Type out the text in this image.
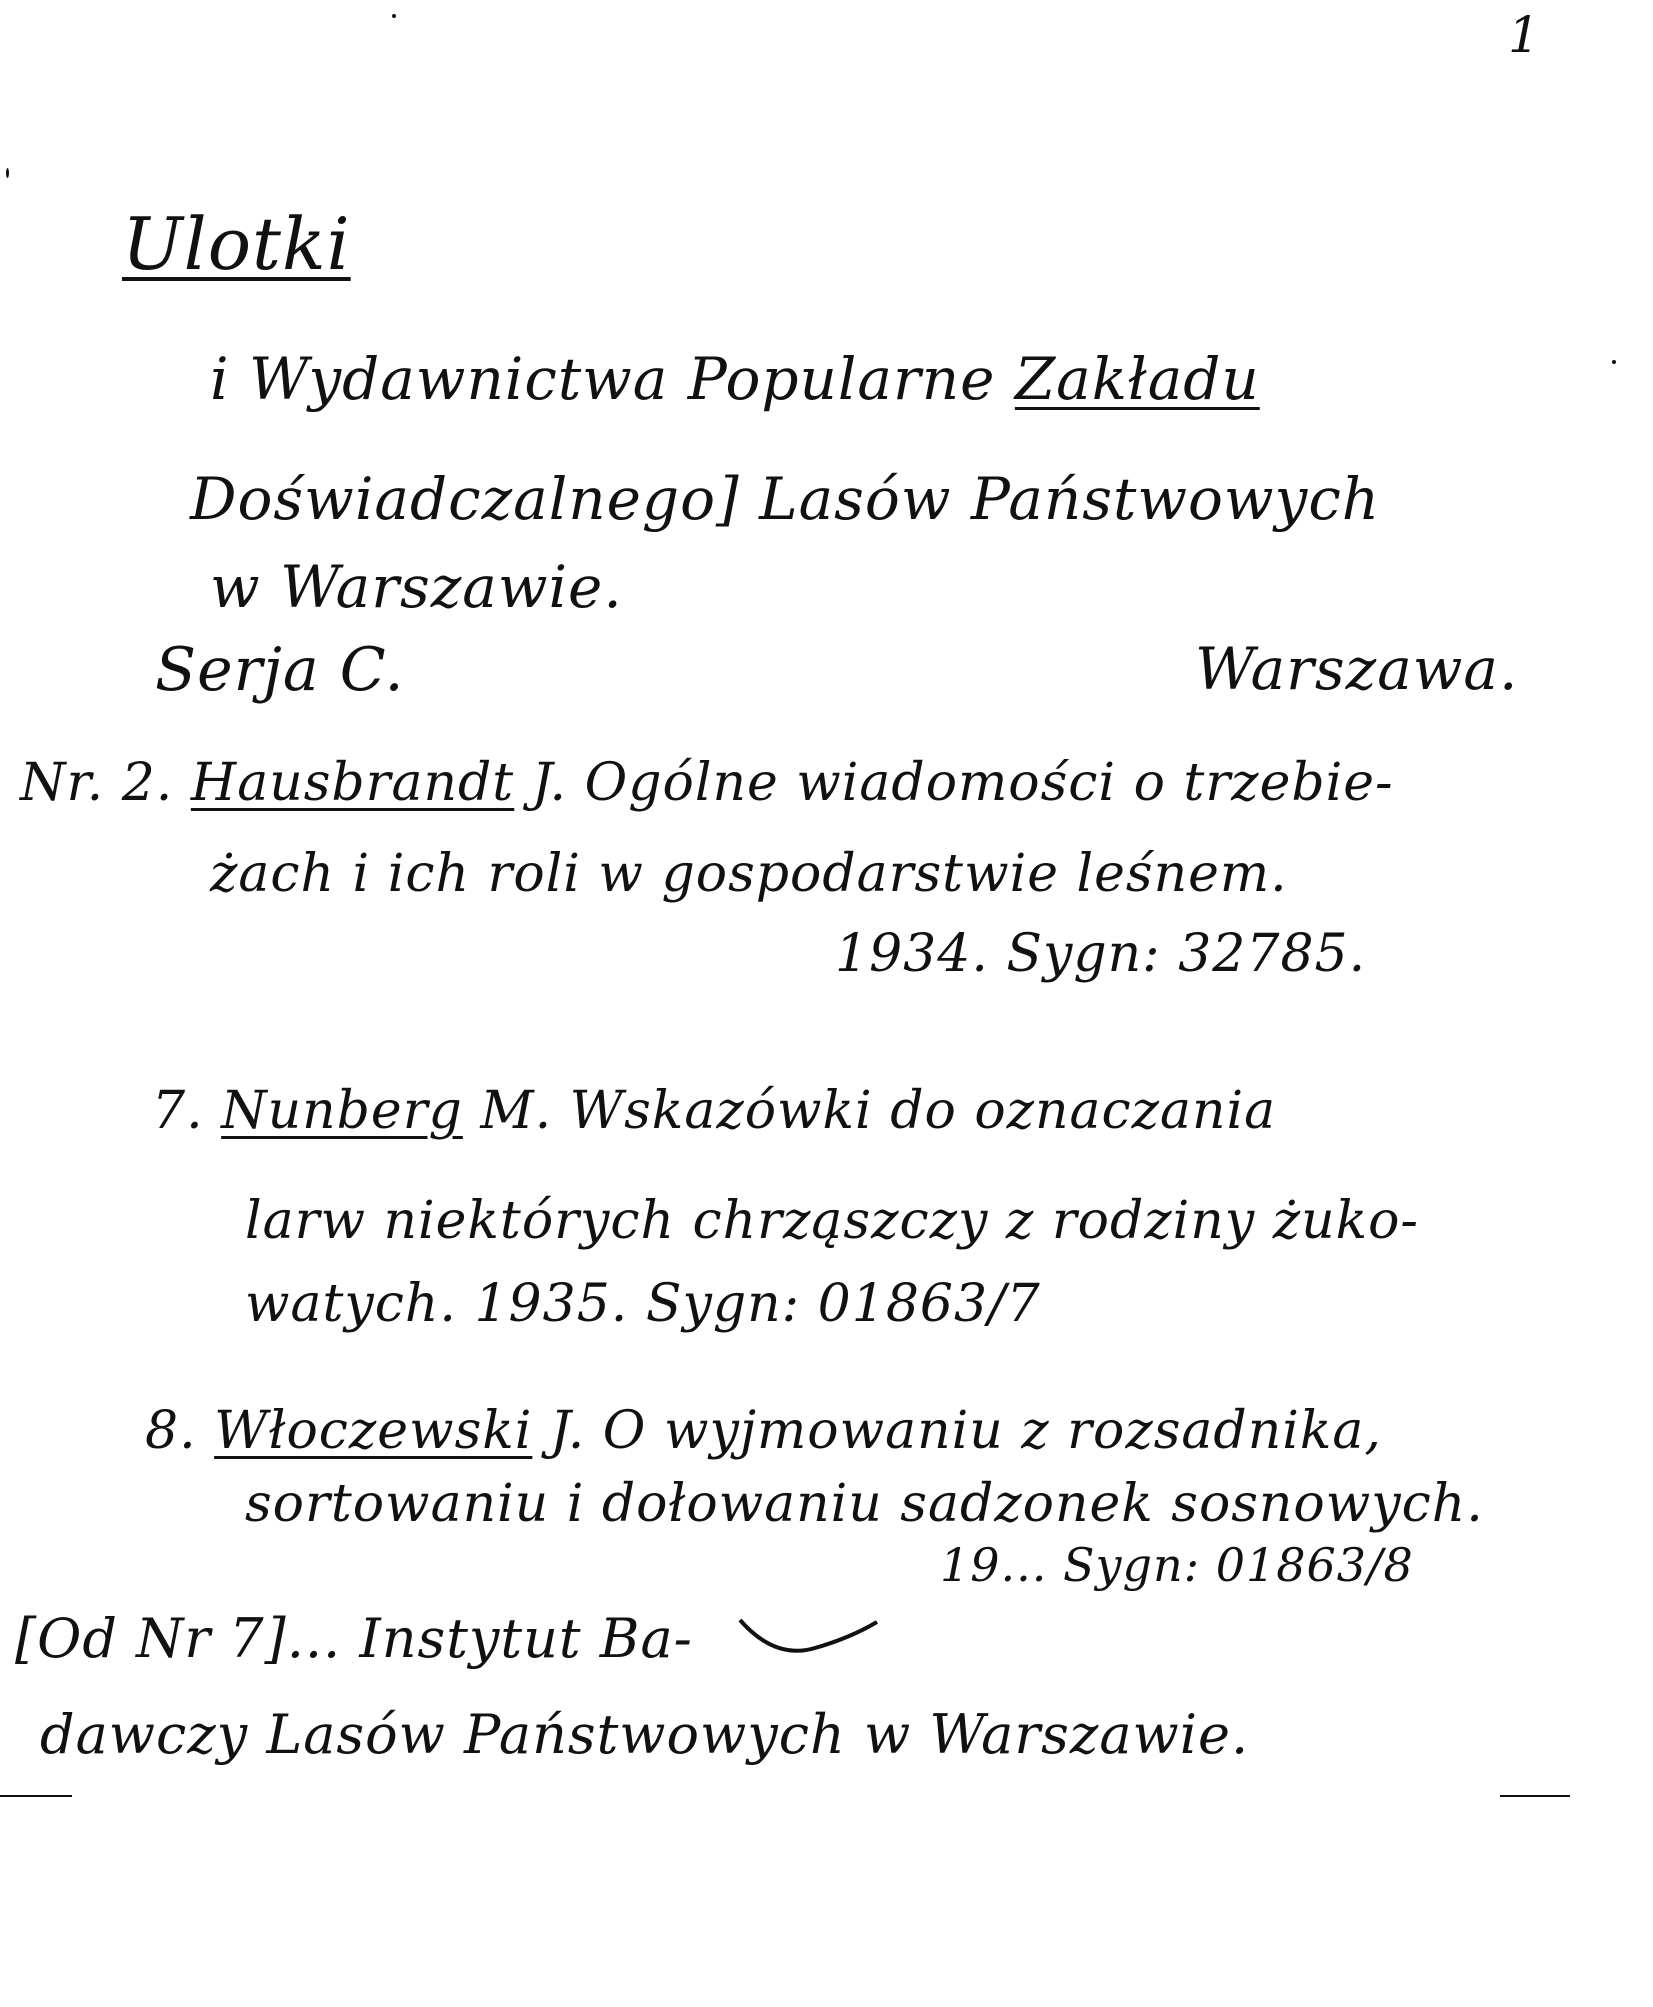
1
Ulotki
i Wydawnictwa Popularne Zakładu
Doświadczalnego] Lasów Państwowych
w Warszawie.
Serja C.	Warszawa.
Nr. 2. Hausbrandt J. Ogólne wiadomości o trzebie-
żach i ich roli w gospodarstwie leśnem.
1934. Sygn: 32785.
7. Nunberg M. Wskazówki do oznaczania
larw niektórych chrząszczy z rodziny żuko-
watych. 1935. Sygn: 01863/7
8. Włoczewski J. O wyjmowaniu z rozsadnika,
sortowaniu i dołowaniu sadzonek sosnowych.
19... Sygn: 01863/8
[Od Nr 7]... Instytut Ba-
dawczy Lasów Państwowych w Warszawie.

- WORK REQUIRED:
Every line above should be returned exactly; the pictures stay out.

- TASK RESULT:
Type out the text in this image.
1
Ulotki
i Wydawnictwa Popularne Zakładu
Doświadczalnego] Lasów Państwowych
w Warszawie.
Serja C.	Warszawa.
Nr. 2. Hausbrandt J. Ogólne wiadomości o trzebie-
żach i ich roli w gospodarstwie leśnem.
1934. Sygn: 32785.
7. Nunberg M. Wskazówki do oznaczania
larw niektórych chrząszczy z rodziny żuko-
watych. 1935. Sygn: 01863/7
8. Włoczewski J. O wyjmowaniu z rozsadnika,
sortowaniu i dołowaniu sadzonek sosnowych.
19... Sygn: 01863/8
[Od Nr 7]... Instytut Ba-
dawczy Lasów Państwowych w Warszawie.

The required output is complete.